▸ **Set exercise**: Make an exact copy of the lines, leaving the pictures out.

▸ **Given records**:
-------

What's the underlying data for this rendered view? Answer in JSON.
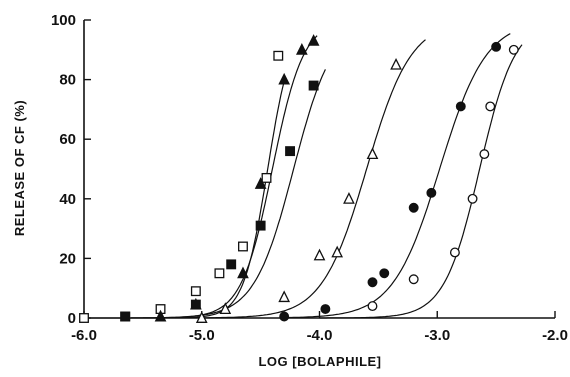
{
  "chart_data": {
    "type": "scatter",
    "title": "",
    "xlabel": "LOG [BOLAPHILE]",
    "ylabel": "RELEASE OF CF (%)",
    "xlim": [
      -6.0,
      -2.0
    ],
    "ylim": [
      0,
      100
    ],
    "x_ticks": [
      -6.0,
      -5.0,
      -4.0,
      -3.0,
      -2.0
    ],
    "x_tick_labels": [
      "-6.0",
      "-5.0",
      "-4.0",
      "-3.0",
      "-2.0"
    ],
    "y_ticks": [
      0,
      20,
      40,
      60,
      80,
      100
    ],
    "y_tick_labels": [
      "0",
      "20",
      "40",
      "60",
      "80",
      "100"
    ],
    "legend": "none",
    "grid": false,
    "series": [
      {
        "marker": "square-open",
        "x": [
          -6.0,
          -5.65,
          -5.35,
          -5.05,
          -4.85,
          -4.65,
          -4.45,
          -4.35
        ],
        "y": [
          0,
          0.5,
          3,
          9,
          15,
          24,
          47,
          88
        ],
        "fit": {
          "x50": -4.44,
          "slope": 4.2,
          "x_start": -6.0,
          "x_end": -4.3
        }
      },
      {
        "marker": "triangle-filled",
        "x": [
          -5.35,
          -5.05,
          -4.65,
          -4.5,
          -4.3,
          -4.15,
          -4.05
        ],
        "y": [
          0.5,
          4.5,
          15,
          45,
          80,
          90,
          93
        ],
        "fit": {
          "x50": -4.4,
          "slope": 3.3,
          "x_start": -5.5,
          "x_end": -4.02
        }
      },
      {
        "marker": "square-filled",
        "x": [
          -5.65,
          -5.05,
          -4.75,
          -4.5,
          -4.25,
          -4.05
        ],
        "y": [
          0.5,
          4.5,
          18,
          31,
          56,
          78
        ],
        "fit": {
          "x50": -4.22,
          "slope": 2.6,
          "x_start": -5.6,
          "x_end": -3.95
        }
      },
      {
        "marker": "triangle-open",
        "x": [
          -5.0,
          -4.8,
          -4.3,
          -4.0,
          -3.85,
          -3.75,
          -3.55,
          -3.35
        ],
        "y": [
          0,
          3,
          7,
          21,
          22,
          40,
          55,
          85
        ],
        "fit": {
          "x50": -3.6,
          "slope": 2.3,
          "x_start": -5.0,
          "x_end": -3.1
        }
      },
      {
        "marker": "circle-filled",
        "x": [
          -4.3,
          -3.95,
          -3.55,
          -3.45,
          -3.2,
          -3.05,
          -2.8,
          -2.5
        ],
        "y": [
          0.5,
          3,
          12,
          15,
          37,
          42,
          71,
          91
        ],
        "fit": {
          "x50": -2.98,
          "slope": 2.2,
          "x_start": -4.3,
          "x_end": -2.38
        }
      },
      {
        "marker": "circle-open",
        "x": [
          -3.55,
          -3.2,
          -2.85,
          -2.7,
          -2.6,
          -2.55,
          -2.35
        ],
        "y": [
          4,
          13,
          22,
          40,
          55,
          71,
          90
        ],
        "fit": {
          "x50": -2.64,
          "slope": 2.9,
          "x_start": -4.0,
          "x_end": -2.28
        }
      }
    ]
  }
}
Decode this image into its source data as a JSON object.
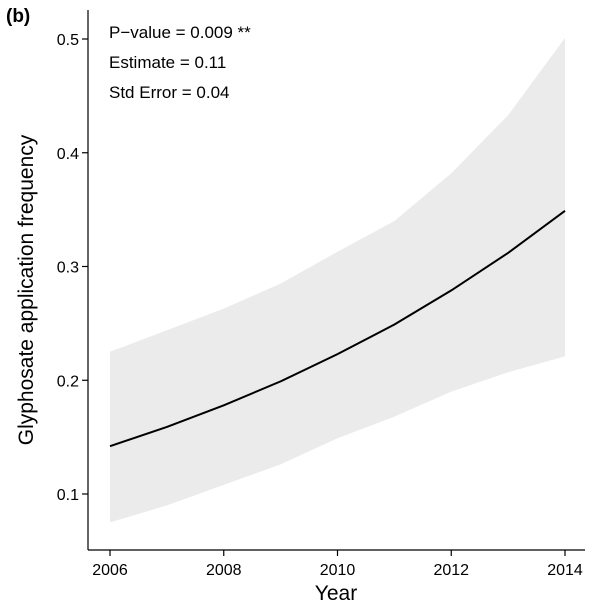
{
  "panel_label": "(b)",
  "annotations": [
    "P−value = 0.009 **",
    "Estimate = 0.11",
    "Std Error = 0.04"
  ],
  "chart_data": {
    "type": "line",
    "xlabel": "Year",
    "ylabel": "Glyphosate application frequency",
    "xlim": [
      2006,
      2014
    ],
    "ylim": [
      0.05,
      0.52
    ],
    "x_ticks": [
      2006,
      2008,
      2010,
      2012,
      2014
    ],
    "y_ticks": [
      0.1,
      0.2,
      0.3,
      0.4,
      0.5
    ],
    "grid": false,
    "series": [
      {
        "x": [
          2006,
          2007,
          2008,
          2009,
          2010,
          2011,
          2012,
          2013,
          2014
        ],
        "y": [
          0.142,
          0.159,
          0.178,
          0.199,
          0.223,
          0.249,
          0.279,
          0.312,
          0.349
        ],
        "lower": [
          0.075,
          0.09,
          0.108,
          0.126,
          0.149,
          0.168,
          0.19,
          0.207,
          0.221
        ],
        "upper": [
          0.225,
          0.244,
          0.263,
          0.285,
          0.313,
          0.34,
          0.382,
          0.433,
          0.501
        ]
      }
    ],
    "colors": {
      "line": "#000000",
      "band": "#ebebeb",
      "axis": "#000000"
    }
  }
}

-------

▸ **In response**:
What's the underlying data for this rendered view? Answer in JSON.
{
  "chart_data": {
    "type": "scatter",
    "title": "",
    "xlabel": "LOG [BOLAPHILE]",
    "ylabel": "RELEASE OF CF (%)",
    "xlim": [
      -6.0,
      -2.0
    ],
    "ylim": [
      0,
      100
    ],
    "x_ticks": [
      -6.0,
      -5.0,
      -4.0,
      -3.0,
      -2.0
    ],
    "x_tick_labels": [
      "-6.0",
      "-5.0",
      "-4.0",
      "-3.0",
      "-2.0"
    ],
    "y_ticks": [
      0,
      20,
      40,
      60,
      80,
      100
    ],
    "y_tick_labels": [
      "0",
      "20",
      "40",
      "60",
      "80",
      "100"
    ],
    "legend": "none",
    "grid": false,
    "series": [
      {
        "marker": "square-open",
        "x": [
          -6.0,
          -5.65,
          -5.35,
          -5.05,
          -4.85,
          -4.65,
          -4.45,
          -4.35
        ],
        "y": [
          0,
          0.5,
          3,
          9,
          15,
          24,
          47,
          88
        ],
        "fit": {
          "x50": -4.44,
          "slope": 4.2,
          "x_start": -6.0,
          "x_end": -4.3
        }
      },
      {
        "marker": "triangle-filled",
        "x": [
          -5.35,
          -5.05,
          -4.65,
          -4.5,
          -4.3,
          -4.15,
          -4.05
        ],
        "y": [
          0.5,
          4.5,
          15,
          45,
          80,
          90,
          93
        ],
        "fit": {
          "x50": -4.4,
          "slope": 3.3,
          "x_start": -5.5,
          "x_end": -4.02
        }
      },
      {
        "marker": "square-filled",
        "x": [
          -5.65,
          -5.05,
          -4.75,
          -4.5,
          -4.25,
          -4.05
        ],
        "y": [
          0.5,
          4.5,
          18,
          31,
          56,
          78
        ],
        "fit": {
          "x50": -4.22,
          "slope": 2.6,
          "x_start": -5.6,
          "x_end": -3.95
        }
      },
      {
        "marker": "triangle-open",
        "x": [
          -5.0,
          -4.8,
          -4.3,
          -4.0,
          -3.85,
          -3.75,
          -3.55,
          -3.35
        ],
        "y": [
          0,
          3,
          7,
          21,
          22,
          40,
          55,
          85
        ],
        "fit": {
          "x50": -3.6,
          "slope": 2.3,
          "x_start": -5.0,
          "x_end": -3.1
        }
      },
      {
        "marker": "circle-filled",
        "x": [
          -4.3,
          -3.95,
          -3.55,
          -3.45,
          -3.2,
          -3.05,
          -2.8,
          -2.5
        ],
        "y": [
          0.5,
          3,
          12,
          15,
          37,
          42,
          71,
          91
        ],
        "fit": {
          "x50": -2.98,
          "slope": 2.2,
          "x_start": -4.3,
          "x_end": -2.38
        }
      },
      {
        "marker": "circle-open",
        "x": [
          -3.55,
          -3.2,
          -2.85,
          -2.7,
          -2.6,
          -2.55,
          -2.35
        ],
        "y": [
          4,
          13,
          22,
          40,
          55,
          71,
          90
        ],
        "fit": {
          "x50": -2.64,
          "slope": 2.9,
          "x_start": -4.0,
          "x_end": -2.28
        }
      }
    ]
  }
}
Decode this image into its source data as a JSON object.
{
  "panel_label": "(b)",
  "annotations": [
    "P−value = 0.009 **",
    "Estimate = 0.11",
    "Std Error = 0.04"
  ],
  "chart_data": {
    "type": "line",
    "xlabel": "Year",
    "ylabel": "Glyphosate application frequency",
    "xlim": [
      2006,
      2014
    ],
    "ylim": [
      0.05,
      0.52
    ],
    "x_ticks": [
      2006,
      2008,
      2010,
      2012,
      2014
    ],
    "y_ticks": [
      0.1,
      0.2,
      0.3,
      0.4,
      0.5
    ],
    "grid": false,
    "series": [
      {
        "x": [
          2006,
          2007,
          2008,
          2009,
          2010,
          2011,
          2012,
          2013,
          2014
        ],
        "y": [
          0.142,
          0.159,
          0.178,
          0.199,
          0.223,
          0.249,
          0.279,
          0.312,
          0.349
        ],
        "lower": [
          0.075,
          0.09,
          0.108,
          0.126,
          0.149,
          0.168,
          0.19,
          0.207,
          0.221
        ],
        "upper": [
          0.225,
          0.244,
          0.263,
          0.285,
          0.313,
          0.34,
          0.382,
          0.433,
          0.501
        ]
      }
    ],
    "colors": {
      "line": "#000000",
      "band": "#ebebeb",
      "axis": "#000000"
    }
  }
}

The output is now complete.